▶ YOUR GOAL:
Report all lines holding "JSON".

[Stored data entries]
.....

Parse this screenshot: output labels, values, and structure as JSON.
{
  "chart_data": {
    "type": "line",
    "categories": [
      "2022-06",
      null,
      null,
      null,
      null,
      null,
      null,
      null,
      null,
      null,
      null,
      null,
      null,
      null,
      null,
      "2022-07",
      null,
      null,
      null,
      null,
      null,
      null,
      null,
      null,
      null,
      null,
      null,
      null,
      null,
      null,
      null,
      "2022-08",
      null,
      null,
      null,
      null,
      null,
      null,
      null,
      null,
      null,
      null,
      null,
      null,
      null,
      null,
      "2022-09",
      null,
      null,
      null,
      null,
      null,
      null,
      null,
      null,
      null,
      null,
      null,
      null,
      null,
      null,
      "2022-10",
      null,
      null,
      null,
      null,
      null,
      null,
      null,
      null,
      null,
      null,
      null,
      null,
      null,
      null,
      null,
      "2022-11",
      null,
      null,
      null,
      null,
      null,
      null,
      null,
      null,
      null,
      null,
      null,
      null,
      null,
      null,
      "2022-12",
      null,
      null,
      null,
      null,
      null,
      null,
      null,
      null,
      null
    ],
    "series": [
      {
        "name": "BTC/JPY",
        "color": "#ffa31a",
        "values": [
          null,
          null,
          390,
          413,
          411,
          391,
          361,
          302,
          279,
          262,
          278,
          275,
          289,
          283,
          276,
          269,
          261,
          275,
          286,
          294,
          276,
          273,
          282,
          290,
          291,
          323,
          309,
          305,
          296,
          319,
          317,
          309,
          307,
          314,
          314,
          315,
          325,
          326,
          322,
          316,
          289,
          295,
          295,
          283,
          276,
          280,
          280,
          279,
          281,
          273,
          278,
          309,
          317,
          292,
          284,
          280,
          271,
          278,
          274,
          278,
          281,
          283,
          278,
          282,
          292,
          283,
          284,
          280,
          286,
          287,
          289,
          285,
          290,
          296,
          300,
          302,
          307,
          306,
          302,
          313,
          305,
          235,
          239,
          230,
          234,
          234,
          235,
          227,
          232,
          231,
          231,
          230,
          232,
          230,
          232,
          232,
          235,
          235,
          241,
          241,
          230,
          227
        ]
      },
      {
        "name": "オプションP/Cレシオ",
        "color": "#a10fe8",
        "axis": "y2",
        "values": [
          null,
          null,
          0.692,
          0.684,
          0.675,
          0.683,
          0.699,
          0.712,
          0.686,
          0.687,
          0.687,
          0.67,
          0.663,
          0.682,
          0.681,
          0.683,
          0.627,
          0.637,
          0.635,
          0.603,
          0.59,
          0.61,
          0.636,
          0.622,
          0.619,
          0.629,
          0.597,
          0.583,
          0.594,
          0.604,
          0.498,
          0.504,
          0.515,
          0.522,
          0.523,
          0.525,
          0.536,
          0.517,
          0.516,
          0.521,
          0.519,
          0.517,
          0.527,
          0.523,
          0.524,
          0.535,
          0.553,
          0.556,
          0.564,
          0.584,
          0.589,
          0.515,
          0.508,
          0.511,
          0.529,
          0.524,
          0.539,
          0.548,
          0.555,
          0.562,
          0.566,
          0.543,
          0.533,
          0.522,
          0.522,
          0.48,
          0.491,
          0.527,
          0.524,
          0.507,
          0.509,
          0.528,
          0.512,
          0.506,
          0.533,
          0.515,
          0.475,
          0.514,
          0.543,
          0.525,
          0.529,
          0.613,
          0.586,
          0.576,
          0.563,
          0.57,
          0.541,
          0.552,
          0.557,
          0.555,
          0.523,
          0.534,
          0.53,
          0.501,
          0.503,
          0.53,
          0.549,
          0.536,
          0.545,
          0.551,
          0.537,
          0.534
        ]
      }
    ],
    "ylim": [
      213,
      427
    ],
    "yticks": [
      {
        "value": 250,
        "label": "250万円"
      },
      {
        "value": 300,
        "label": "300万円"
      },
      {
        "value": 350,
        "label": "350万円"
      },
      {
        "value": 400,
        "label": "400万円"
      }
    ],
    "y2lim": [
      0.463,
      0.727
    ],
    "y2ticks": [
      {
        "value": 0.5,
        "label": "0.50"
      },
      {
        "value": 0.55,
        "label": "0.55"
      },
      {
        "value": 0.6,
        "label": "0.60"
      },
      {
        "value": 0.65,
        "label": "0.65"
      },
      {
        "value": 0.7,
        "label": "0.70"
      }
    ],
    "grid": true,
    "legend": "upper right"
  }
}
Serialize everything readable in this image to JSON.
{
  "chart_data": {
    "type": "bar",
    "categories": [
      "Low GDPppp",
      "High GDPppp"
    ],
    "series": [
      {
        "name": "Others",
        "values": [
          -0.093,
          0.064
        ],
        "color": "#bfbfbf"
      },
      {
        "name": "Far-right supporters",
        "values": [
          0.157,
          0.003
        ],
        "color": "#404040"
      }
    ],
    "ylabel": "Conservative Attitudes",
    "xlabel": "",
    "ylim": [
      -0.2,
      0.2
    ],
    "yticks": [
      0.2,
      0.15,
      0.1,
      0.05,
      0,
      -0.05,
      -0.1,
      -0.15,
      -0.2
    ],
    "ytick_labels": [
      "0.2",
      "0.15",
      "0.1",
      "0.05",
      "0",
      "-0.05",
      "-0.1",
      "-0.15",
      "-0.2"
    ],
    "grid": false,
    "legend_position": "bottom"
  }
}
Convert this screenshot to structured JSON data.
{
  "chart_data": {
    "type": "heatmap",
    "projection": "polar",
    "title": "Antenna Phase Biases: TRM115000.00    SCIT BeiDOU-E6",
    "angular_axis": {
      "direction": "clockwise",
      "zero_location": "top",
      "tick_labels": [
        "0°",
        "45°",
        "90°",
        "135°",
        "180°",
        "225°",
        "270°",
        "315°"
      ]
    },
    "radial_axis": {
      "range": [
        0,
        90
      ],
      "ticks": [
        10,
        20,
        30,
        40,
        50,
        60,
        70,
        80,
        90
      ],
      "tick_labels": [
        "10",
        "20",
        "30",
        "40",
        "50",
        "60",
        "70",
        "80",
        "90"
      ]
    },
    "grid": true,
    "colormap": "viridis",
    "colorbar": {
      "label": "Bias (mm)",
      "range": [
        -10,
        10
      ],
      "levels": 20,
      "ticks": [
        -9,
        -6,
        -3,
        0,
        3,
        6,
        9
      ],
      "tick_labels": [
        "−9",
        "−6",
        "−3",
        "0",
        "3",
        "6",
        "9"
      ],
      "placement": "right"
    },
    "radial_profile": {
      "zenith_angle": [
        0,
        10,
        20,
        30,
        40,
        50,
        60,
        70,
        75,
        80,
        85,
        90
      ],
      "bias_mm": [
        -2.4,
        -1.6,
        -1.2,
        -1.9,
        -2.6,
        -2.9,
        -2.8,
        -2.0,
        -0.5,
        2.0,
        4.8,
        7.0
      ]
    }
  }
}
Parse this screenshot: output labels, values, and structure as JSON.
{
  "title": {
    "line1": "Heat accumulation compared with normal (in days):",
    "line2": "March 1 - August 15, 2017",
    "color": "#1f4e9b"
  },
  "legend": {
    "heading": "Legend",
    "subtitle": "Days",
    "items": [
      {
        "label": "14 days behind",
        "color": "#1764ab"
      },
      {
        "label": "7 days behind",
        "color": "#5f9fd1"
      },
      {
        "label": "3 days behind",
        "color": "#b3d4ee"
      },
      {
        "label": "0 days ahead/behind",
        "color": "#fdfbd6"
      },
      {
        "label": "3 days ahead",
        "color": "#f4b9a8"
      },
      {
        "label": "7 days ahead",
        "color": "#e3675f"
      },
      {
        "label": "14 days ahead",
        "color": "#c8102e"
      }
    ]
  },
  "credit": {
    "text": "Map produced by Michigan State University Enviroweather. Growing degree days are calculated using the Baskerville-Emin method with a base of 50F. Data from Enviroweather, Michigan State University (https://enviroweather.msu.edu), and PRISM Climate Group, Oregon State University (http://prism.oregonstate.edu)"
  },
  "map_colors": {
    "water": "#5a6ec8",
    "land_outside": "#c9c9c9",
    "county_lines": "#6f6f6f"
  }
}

.....

▶ THE COMPLETED TASK:
Parse this screenshot: output labels, values, and structure as JSON.
Serialize everything readable in this image to JSON.
Convert this screenshot to structured JSON data.
Parse this screenshot: output labels, values, and structure as JSON.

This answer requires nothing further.